● EXERCISE TASK: State how many lines contain "values", and write nothing except that count.
•••••
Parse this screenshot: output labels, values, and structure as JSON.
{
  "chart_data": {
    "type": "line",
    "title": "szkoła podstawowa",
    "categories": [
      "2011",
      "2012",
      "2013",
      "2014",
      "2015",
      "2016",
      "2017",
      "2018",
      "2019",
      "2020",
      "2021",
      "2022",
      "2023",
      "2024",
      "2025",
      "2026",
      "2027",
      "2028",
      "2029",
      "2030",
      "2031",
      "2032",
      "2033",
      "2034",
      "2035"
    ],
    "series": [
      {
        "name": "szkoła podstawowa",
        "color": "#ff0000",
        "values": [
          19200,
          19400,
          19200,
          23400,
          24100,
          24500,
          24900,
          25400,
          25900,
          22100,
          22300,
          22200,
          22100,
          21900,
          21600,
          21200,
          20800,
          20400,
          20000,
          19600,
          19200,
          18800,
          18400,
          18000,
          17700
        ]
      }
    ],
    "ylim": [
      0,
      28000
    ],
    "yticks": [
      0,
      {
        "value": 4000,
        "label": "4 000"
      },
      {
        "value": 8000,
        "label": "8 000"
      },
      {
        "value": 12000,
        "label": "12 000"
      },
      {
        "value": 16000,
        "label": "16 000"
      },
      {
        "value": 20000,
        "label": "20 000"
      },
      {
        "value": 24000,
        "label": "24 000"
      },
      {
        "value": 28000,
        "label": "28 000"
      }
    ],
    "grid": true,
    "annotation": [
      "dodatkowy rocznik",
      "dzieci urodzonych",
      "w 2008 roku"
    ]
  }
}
•••••
● EXPECTED OUTPUT: 2